▶ [Directions]: Find each line containing the word "this" and report how many there are. Add nothing else.
%%
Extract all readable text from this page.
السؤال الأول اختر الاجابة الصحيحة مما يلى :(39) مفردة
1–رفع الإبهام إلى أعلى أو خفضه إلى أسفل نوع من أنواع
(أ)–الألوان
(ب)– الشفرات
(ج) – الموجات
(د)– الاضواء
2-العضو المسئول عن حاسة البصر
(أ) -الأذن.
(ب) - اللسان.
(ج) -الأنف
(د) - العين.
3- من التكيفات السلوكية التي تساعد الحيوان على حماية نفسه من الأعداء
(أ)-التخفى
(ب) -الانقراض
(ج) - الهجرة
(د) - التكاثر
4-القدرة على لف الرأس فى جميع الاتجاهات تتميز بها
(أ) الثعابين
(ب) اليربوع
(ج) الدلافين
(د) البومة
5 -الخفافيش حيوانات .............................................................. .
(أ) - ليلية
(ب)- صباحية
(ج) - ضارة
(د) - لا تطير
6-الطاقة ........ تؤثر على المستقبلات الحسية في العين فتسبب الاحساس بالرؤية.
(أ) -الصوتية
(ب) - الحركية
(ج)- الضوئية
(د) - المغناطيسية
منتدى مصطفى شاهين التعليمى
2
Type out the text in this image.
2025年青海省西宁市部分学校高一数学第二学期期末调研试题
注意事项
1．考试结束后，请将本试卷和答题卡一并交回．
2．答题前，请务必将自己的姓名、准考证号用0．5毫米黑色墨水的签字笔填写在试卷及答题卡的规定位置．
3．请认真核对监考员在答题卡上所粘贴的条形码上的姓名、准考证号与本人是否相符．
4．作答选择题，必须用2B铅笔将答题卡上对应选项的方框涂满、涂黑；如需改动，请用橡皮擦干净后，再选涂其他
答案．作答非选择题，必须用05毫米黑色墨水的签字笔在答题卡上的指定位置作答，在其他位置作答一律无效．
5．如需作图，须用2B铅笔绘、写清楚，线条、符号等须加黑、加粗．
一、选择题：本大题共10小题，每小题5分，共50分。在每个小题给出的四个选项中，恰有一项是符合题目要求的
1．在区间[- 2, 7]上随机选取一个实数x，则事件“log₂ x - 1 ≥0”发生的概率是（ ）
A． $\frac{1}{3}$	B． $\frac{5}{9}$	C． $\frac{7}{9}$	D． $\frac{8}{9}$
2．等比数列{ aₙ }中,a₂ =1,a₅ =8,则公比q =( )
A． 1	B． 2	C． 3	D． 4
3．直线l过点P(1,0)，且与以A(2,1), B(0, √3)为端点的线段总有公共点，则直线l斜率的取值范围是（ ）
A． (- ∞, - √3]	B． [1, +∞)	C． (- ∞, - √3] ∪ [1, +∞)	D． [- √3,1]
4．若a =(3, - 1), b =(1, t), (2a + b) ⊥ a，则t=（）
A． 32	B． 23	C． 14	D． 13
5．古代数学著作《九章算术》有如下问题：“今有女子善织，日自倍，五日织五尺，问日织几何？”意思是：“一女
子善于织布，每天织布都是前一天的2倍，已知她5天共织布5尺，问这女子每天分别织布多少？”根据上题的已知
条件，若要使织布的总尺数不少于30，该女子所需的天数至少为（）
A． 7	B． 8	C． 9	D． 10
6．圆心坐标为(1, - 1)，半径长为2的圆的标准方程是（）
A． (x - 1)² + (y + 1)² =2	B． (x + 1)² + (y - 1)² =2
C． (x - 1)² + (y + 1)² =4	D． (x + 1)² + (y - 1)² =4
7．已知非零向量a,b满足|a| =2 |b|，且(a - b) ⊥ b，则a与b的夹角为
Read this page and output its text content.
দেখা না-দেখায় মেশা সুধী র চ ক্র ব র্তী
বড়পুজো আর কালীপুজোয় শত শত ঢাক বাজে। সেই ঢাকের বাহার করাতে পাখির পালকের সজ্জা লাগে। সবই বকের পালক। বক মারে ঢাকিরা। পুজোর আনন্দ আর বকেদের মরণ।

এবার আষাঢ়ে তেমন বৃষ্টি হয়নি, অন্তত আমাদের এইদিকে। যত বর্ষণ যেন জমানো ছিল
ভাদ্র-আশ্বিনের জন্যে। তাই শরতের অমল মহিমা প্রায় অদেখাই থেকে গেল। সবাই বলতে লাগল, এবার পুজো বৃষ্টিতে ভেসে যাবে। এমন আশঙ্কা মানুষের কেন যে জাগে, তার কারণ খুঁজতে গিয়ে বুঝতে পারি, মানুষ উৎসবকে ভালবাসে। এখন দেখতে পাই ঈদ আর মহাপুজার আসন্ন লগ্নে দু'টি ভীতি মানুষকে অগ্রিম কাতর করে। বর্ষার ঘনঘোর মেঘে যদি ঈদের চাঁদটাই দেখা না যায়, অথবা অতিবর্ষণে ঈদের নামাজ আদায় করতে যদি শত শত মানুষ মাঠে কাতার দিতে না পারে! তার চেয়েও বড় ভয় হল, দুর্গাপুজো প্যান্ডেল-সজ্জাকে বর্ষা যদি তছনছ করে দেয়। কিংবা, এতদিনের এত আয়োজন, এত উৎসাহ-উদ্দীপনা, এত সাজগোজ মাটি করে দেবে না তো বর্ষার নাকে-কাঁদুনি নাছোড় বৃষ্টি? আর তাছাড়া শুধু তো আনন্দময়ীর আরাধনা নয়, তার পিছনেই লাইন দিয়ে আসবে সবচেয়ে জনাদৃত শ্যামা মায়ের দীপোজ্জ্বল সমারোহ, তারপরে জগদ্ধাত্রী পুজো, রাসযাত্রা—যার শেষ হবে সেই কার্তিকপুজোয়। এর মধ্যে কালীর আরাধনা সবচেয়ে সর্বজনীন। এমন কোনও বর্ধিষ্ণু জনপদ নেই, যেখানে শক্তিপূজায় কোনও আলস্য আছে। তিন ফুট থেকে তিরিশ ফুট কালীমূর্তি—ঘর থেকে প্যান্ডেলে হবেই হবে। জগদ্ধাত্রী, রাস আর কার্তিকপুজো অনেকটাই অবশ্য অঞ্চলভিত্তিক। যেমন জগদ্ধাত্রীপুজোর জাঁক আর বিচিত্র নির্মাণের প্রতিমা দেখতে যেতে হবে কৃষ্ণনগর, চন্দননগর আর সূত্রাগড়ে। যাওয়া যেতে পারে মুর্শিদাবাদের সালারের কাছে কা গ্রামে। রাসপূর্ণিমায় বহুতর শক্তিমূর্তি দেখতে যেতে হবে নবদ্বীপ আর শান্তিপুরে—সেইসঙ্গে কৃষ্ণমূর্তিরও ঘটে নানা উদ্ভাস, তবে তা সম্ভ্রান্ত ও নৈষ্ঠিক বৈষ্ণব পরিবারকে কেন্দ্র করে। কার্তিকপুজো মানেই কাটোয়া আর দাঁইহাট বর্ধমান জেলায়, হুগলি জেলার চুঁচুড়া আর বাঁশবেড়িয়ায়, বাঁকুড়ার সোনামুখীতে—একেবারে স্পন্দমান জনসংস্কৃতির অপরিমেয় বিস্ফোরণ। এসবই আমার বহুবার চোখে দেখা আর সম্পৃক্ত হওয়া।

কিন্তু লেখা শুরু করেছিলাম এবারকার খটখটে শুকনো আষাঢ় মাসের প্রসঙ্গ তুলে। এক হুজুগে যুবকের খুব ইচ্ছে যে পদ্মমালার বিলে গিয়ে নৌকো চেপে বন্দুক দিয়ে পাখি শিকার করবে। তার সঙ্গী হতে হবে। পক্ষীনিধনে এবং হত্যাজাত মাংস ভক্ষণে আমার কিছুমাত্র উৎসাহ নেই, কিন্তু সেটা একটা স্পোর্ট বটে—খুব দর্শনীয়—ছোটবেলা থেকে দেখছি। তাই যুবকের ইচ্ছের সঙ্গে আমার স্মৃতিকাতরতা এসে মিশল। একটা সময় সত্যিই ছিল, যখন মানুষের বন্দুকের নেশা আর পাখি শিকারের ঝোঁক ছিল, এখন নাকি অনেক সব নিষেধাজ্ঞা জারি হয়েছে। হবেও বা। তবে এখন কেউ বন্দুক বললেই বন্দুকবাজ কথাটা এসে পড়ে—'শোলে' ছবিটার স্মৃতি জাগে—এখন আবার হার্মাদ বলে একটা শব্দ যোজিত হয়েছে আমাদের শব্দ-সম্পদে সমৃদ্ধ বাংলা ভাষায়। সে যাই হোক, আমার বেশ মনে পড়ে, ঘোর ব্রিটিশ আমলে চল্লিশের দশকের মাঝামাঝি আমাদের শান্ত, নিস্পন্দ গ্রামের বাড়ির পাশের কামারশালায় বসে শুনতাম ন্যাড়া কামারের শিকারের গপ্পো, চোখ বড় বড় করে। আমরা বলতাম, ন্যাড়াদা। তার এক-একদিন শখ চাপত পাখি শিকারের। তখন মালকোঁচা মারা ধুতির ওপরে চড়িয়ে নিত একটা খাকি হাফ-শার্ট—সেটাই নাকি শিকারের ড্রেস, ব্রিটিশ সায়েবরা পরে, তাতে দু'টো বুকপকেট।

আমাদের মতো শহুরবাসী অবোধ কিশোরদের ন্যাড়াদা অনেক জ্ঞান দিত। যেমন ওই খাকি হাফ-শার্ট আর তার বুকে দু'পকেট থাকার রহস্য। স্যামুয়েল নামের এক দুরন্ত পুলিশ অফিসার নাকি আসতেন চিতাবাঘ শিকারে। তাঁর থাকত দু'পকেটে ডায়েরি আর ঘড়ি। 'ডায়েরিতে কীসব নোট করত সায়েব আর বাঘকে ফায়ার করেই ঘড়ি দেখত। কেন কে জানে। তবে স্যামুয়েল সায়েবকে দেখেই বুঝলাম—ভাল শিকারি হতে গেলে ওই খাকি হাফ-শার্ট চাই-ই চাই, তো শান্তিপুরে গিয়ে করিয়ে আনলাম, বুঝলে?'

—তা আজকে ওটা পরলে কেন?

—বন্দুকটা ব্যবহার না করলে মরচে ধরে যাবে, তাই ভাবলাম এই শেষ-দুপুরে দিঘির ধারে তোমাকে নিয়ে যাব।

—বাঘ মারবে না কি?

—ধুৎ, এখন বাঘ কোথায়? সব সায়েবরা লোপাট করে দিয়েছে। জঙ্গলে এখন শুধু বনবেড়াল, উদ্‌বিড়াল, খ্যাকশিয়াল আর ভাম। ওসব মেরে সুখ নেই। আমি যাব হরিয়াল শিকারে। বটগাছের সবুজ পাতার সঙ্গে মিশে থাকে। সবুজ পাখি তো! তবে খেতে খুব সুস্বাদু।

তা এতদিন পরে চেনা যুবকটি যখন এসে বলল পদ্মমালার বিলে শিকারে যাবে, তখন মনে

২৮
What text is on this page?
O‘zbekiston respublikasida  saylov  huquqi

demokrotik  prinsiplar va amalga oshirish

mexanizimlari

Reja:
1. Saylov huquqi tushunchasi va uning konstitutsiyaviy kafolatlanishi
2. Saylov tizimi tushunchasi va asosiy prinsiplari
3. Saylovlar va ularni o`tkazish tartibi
%%
▶ [Right answer]: 4